◆ DATA FOR PROCESSING ◆
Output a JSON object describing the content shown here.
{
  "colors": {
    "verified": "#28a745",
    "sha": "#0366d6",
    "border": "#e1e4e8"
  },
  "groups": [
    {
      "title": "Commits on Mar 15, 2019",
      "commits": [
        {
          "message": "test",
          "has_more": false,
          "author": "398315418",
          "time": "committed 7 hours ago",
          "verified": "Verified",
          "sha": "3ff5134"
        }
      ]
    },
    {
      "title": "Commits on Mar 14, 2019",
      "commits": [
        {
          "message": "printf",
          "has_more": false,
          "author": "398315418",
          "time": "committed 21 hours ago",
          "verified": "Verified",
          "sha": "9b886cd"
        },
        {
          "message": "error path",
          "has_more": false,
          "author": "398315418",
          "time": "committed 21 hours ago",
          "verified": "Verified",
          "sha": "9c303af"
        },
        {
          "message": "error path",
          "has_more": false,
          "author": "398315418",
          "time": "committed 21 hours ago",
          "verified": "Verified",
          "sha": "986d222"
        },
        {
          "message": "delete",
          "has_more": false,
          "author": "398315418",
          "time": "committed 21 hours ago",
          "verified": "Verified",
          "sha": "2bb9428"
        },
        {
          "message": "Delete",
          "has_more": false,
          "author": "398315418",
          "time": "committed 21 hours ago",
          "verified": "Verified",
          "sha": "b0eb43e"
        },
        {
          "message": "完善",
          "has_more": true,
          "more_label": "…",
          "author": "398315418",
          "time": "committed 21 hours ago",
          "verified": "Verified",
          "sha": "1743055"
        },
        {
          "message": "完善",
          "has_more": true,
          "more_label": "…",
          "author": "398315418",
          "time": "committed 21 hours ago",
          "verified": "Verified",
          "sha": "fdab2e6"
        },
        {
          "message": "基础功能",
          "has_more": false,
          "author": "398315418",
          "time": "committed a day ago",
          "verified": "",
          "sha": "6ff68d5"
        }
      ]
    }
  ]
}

◆ TASK DESCRIPTION ◆
Return the whole listing exactly.

◆ ANSWER TO THIS EXERCISE ◆
Output a JSON object describing the content shown here.
{
  "colors": {
    "verified": "#28a745",
    "sha": "#0366d6",
    "border": "#e1e4e8"
  },
  "groups": [
    {
      "title": "Commits on Mar 15, 2019",
      "commits": [
        {
          "message": "test",
          "has_more": false,
          "author": "398315418",
          "time": "committed 7 hours ago",
          "verified": "Verified",
          "sha": "3ff5134"
        }
      ]
    },
    {
      "title": "Commits on Mar 14, 2019",
      "commits": [
        {
          "message": "printf",
          "has_more": false,
          "author": "398315418",
          "time": "committed 21 hours ago",
          "verified": "Verified",
          "sha": "9b886cd"
        },
        {
          "message": "error path",
          "has_more": false,
          "author": "398315418",
          "time": "committed 21 hours ago",
          "verified": "Verified",
          "sha": "9c303af"
        },
        {
          "message": "error path",
          "has_more": false,
          "author": "398315418",
          "time": "committed 21 hours ago",
          "verified": "Verified",
          "sha": "986d222"
        },
        {
          "message": "delete",
          "has_more": false,
          "author": "398315418",
          "time": "committed 21 hours ago",
          "verified": "Verified",
          "sha": "2bb9428"
        },
        {
          "message": "Delete",
          "has_more": false,
          "author": "398315418",
          "time": "committed 21 hours ago",
          "verified": "Verified",
          "sha": "b0eb43e"
        },
        {
          "message": "完善",
          "has_more": true,
          "more_label": "…",
          "author": "398315418",
          "time": "committed 21 hours ago",
          "verified": "Verified",
          "sha": "1743055"
        },
        {
          "message": "完善",
          "has_more": true,
          "more_label": "…",
          "author": "398315418",
          "time": "committed 21 hours ago",
          "verified": "Verified",
          "sha": "fdab2e6"
        },
        {
          "message": "基础功能",
          "has_more": false,
          "author": "398315418",
          "time": "committed a day ago",
          "verified": "",
          "sha": "6ff68d5"
        }
      ]
    }
  ]
}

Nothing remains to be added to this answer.